▸ **Work instructions**: Every record should be copied exactly, except that pictures are to be omitted.

____ Records provided

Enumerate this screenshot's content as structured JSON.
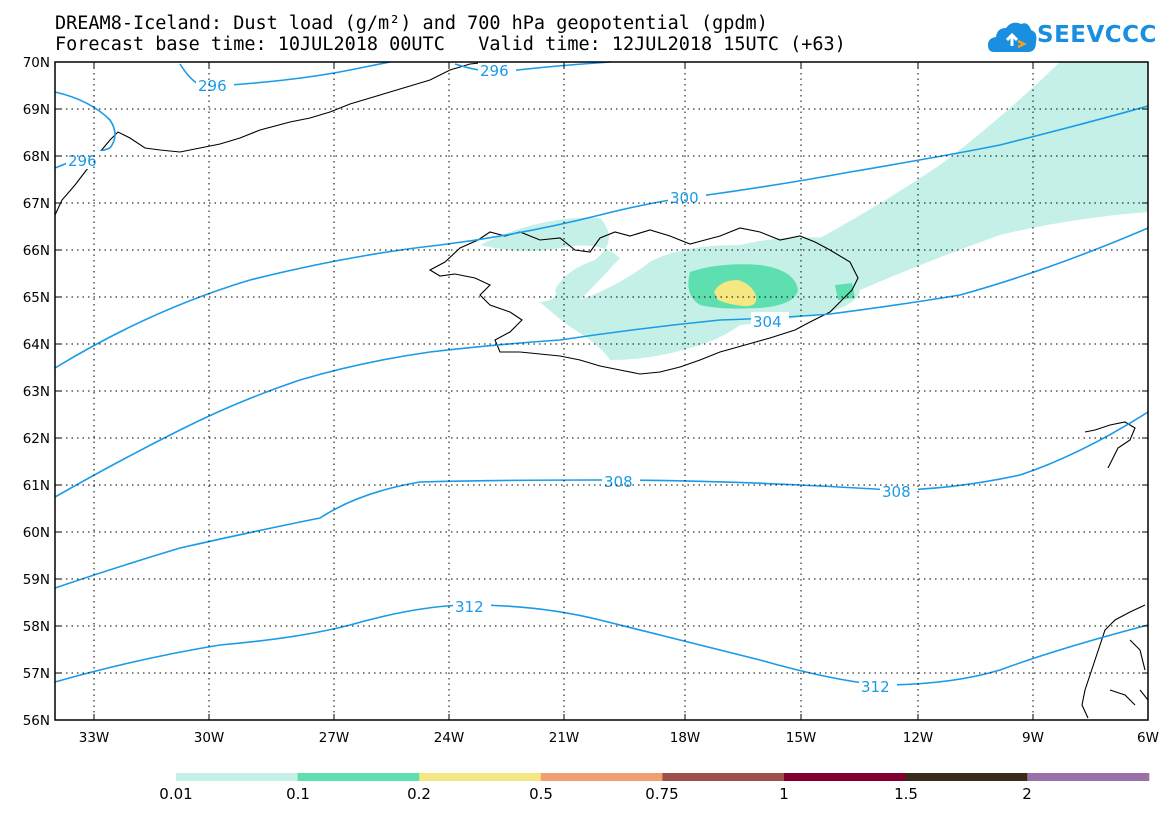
{
  "header": {
    "line1": "DREAM8-Iceland: Dust load (g/m²) and 700 hPa geopotential (gpdm)",
    "line2": "Forecast base time: 10JUL2018 00UTC   Valid time: 12JUL2018 15UTC (+63)"
  },
  "logo": {
    "text": "SEEVCCC",
    "icon": "cloud-upload-icon"
  },
  "axes": {
    "lat_labels": [
      "70N",
      "69N",
      "68N",
      "67N",
      "66N",
      "65N",
      "64N",
      "63N",
      "62N",
      "61N",
      "60N",
      "59N",
      "58N",
      "57N",
      "56N"
    ],
    "lon_labels": [
      "33W",
      "30W",
      "27W",
      "24W",
      "21W",
      "18W",
      "15W",
      "12W",
      "9W",
      "6W"
    ]
  },
  "contours": {
    "labels": [
      "296",
      "296",
      "296",
      "300",
      "304",
      "308",
      "308",
      "312",
      "312"
    ],
    "color": "#1a9be8"
  },
  "colorbar": {
    "colors": [
      "#c4f0e8",
      "#5ddfb0",
      "#f5e882",
      "#f0a070",
      "#a0504a",
      "#800030",
      "#3a2a1a",
      "#9a70a8"
    ],
    "tick_labels": [
      "0.01",
      "0.1",
      "0.2",
      "0.5",
      "0.75",
      "1",
      "1.5",
      "2"
    ]
  }
}
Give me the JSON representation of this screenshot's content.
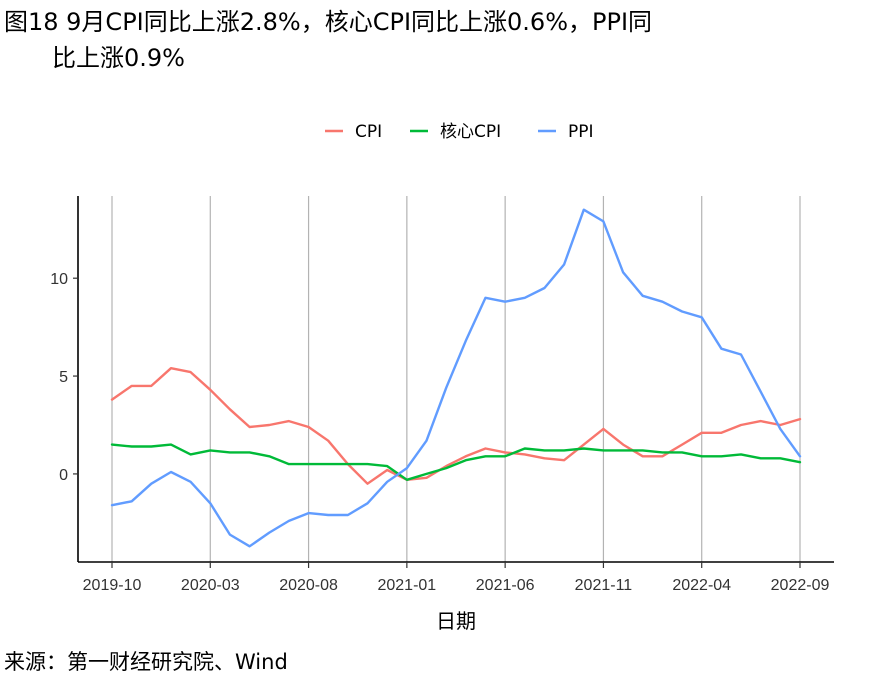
{
  "title_line1": "图18 9月CPI同比上涨2.8%，核心CPI同比上涨0.6%，PPI同",
  "title_line2": "比上涨0.9%",
  "source": "来源：第一财经研究院、Wind",
  "chart_data": {
    "type": "line",
    "xlabel": "日期",
    "ylabel": "",
    "ylim": [
      -4.5,
      14.2
    ],
    "yticks": [
      0,
      5,
      10
    ],
    "x_tick_labels": [
      "2019-10",
      "2020-03",
      "2020-08",
      "2021-01",
      "2021-06",
      "2021-11",
      "2022-04",
      "2022-09"
    ],
    "x_tick_index": [
      0,
      5,
      10,
      15,
      20,
      25,
      30,
      35
    ],
    "legend_position": "top",
    "grid": "vertical",
    "x": [
      "2019-10",
      "2019-11",
      "2019-12",
      "2020-01",
      "2020-02",
      "2020-03",
      "2020-04",
      "2020-05",
      "2020-06",
      "2020-07",
      "2020-08",
      "2020-09",
      "2020-10",
      "2020-11",
      "2020-12",
      "2021-01",
      "2021-02",
      "2021-03",
      "2021-04",
      "2021-05",
      "2021-06",
      "2021-07",
      "2021-08",
      "2021-09",
      "2021-10",
      "2021-11",
      "2021-12",
      "2022-01",
      "2022-02",
      "2022-03",
      "2022-04",
      "2022-05",
      "2022-06",
      "2022-07",
      "2022-08",
      "2022-09"
    ],
    "series": [
      {
        "name": "CPI",
        "color": "#F8766D",
        "values": [
          3.8,
          4.5,
          4.5,
          5.4,
          5.2,
          4.3,
          3.3,
          2.4,
          2.5,
          2.7,
          2.4,
          1.7,
          0.5,
          -0.5,
          0.2,
          -0.3,
          -0.2,
          0.4,
          0.9,
          1.3,
          1.1,
          1.0,
          0.8,
          0.7,
          1.5,
          2.3,
          1.5,
          0.9,
          0.9,
          1.5,
          2.1,
          2.1,
          2.5,
          2.7,
          2.5,
          2.8
        ]
      },
      {
        "name": "核心CPI",
        "color": "#00BA38",
        "values": [
          1.5,
          1.4,
          1.4,
          1.5,
          1.0,
          1.2,
          1.1,
          1.1,
          0.9,
          0.5,
          0.5,
          0.5,
          0.5,
          0.5,
          0.4,
          -0.3,
          0.0,
          0.3,
          0.7,
          0.9,
          0.9,
          1.3,
          1.2,
          1.2,
          1.3,
          1.2,
          1.2,
          1.2,
          1.1,
          1.1,
          0.9,
          0.9,
          1.0,
          0.8,
          0.8,
          0.6
        ]
      },
      {
        "name": "PPI",
        "color": "#619CFF",
        "values": [
          -1.6,
          -1.4,
          -0.5,
          0.1,
          -0.4,
          -1.5,
          -3.1,
          -3.7,
          -3.0,
          -2.4,
          -2.0,
          -2.1,
          -2.1,
          -1.5,
          -0.4,
          0.3,
          1.7,
          4.4,
          6.8,
          9.0,
          8.8,
          9.0,
          9.5,
          10.7,
          13.5,
          12.9,
          10.3,
          9.1,
          8.8,
          8.3,
          8.0,
          6.4,
          6.1,
          4.2,
          2.3,
          0.9
        ]
      }
    ]
  }
}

________

▸ **Written response**:
Enumerate this screenshot's content as structured JSON.
{
  "header": {
    "line1": "DREAM8-Iceland: Dust load (g/m²) and 700 hPa geopotential (gpdm)",
    "line2": "Forecast base time: 10JUL2018 00UTC   Valid time: 12JUL2018 15UTC (+63)"
  },
  "logo": {
    "text": "SEEVCCC",
    "icon": "cloud-upload-icon"
  },
  "axes": {
    "lat_labels": [
      "70N",
      "69N",
      "68N",
      "67N",
      "66N",
      "65N",
      "64N",
      "63N",
      "62N",
      "61N",
      "60N",
      "59N",
      "58N",
      "57N",
      "56N"
    ],
    "lon_labels": [
      "33W",
      "30W",
      "27W",
      "24W",
      "21W",
      "18W",
      "15W",
      "12W",
      "9W",
      "6W"
    ]
  },
  "contours": {
    "labels": [
      "296",
      "296",
      "296",
      "300",
      "304",
      "308",
      "308",
      "312",
      "312"
    ],
    "color": "#1a9be8"
  },
  "colorbar": {
    "colors": [
      "#c4f0e8",
      "#5ddfb0",
      "#f5e882",
      "#f0a070",
      "#a0504a",
      "#800030",
      "#3a2a1a",
      "#9a70a8"
    ],
    "tick_labels": [
      "0.01",
      "0.1",
      "0.2",
      "0.5",
      "0.75",
      "1",
      "1.5",
      "2"
    ]
  }
}
Give me the JSON representation of this screenshot's content.
{
  "title_line1": "图18 9月CPI同比上涨2.8%，核心CPI同比上涨0.6%，PPI同",
  "title_line2": "比上涨0.9%",
  "source": "来源：第一财经研究院、Wind",
  "chart_data": {
    "type": "line",
    "xlabel": "日期",
    "ylabel": "",
    "ylim": [
      -4.5,
      14.2
    ],
    "yticks": [
      0,
      5,
      10
    ],
    "x_tick_labels": [
      "2019-10",
      "2020-03",
      "2020-08",
      "2021-01",
      "2021-06",
      "2021-11",
      "2022-04",
      "2022-09"
    ],
    "x_tick_index": [
      0,
      5,
      10,
      15,
      20,
      25,
      30,
      35
    ],
    "legend_position": "top",
    "grid": "vertical",
    "x": [
      "2019-10",
      "2019-11",
      "2019-12",
      "2020-01",
      "2020-02",
      "2020-03",
      "2020-04",
      "2020-05",
      "2020-06",
      "2020-07",
      "2020-08",
      "2020-09",
      "2020-10",
      "2020-11",
      "2020-12",
      "2021-01",
      "2021-02",
      "2021-03",
      "2021-04",
      "2021-05",
      "2021-06",
      "2021-07",
      "2021-08",
      "2021-09",
      "2021-10",
      "2021-11",
      "2021-12",
      "2022-01",
      "2022-02",
      "2022-03",
      "2022-04",
      "2022-05",
      "2022-06",
      "2022-07",
      "2022-08",
      "2022-09"
    ],
    "series": [
      {
        "name": "CPI",
        "color": "#F8766D",
        "values": [
          3.8,
          4.5,
          4.5,
          5.4,
          5.2,
          4.3,
          3.3,
          2.4,
          2.5,
          2.7,
          2.4,
          1.7,
          0.5,
          -0.5,
          0.2,
          -0.3,
          -0.2,
          0.4,
          0.9,
          1.3,
          1.1,
          1.0,
          0.8,
          0.7,
          1.5,
          2.3,
          1.5,
          0.9,
          0.9,
          1.5,
          2.1,
          2.1,
          2.5,
          2.7,
          2.5,
          2.8
        ]
      },
      {
        "name": "核心CPI",
        "color": "#00BA38",
        "values": [
          1.5,
          1.4,
          1.4,
          1.5,
          1.0,
          1.2,
          1.1,
          1.1,
          0.9,
          0.5,
          0.5,
          0.5,
          0.5,
          0.5,
          0.4,
          -0.3,
          0.0,
          0.3,
          0.7,
          0.9,
          0.9,
          1.3,
          1.2,
          1.2,
          1.3,
          1.2,
          1.2,
          1.2,
          1.1,
          1.1,
          0.9,
          0.9,
          1.0,
          0.8,
          0.8,
          0.6
        ]
      },
      {
        "name": "PPI",
        "color": "#619CFF",
        "values": [
          -1.6,
          -1.4,
          -0.5,
          0.1,
          -0.4,
          -1.5,
          -3.1,
          -3.7,
          -3.0,
          -2.4,
          -2.0,
          -2.1,
          -2.1,
          -1.5,
          -0.4,
          0.3,
          1.7,
          4.4,
          6.8,
          9.0,
          8.8,
          9.0,
          9.5,
          10.7,
          13.5,
          12.9,
          10.3,
          9.1,
          8.8,
          8.3,
          8.0,
          6.4,
          6.1,
          4.2,
          2.3,
          0.9
        ]
      }
    ]
  }
}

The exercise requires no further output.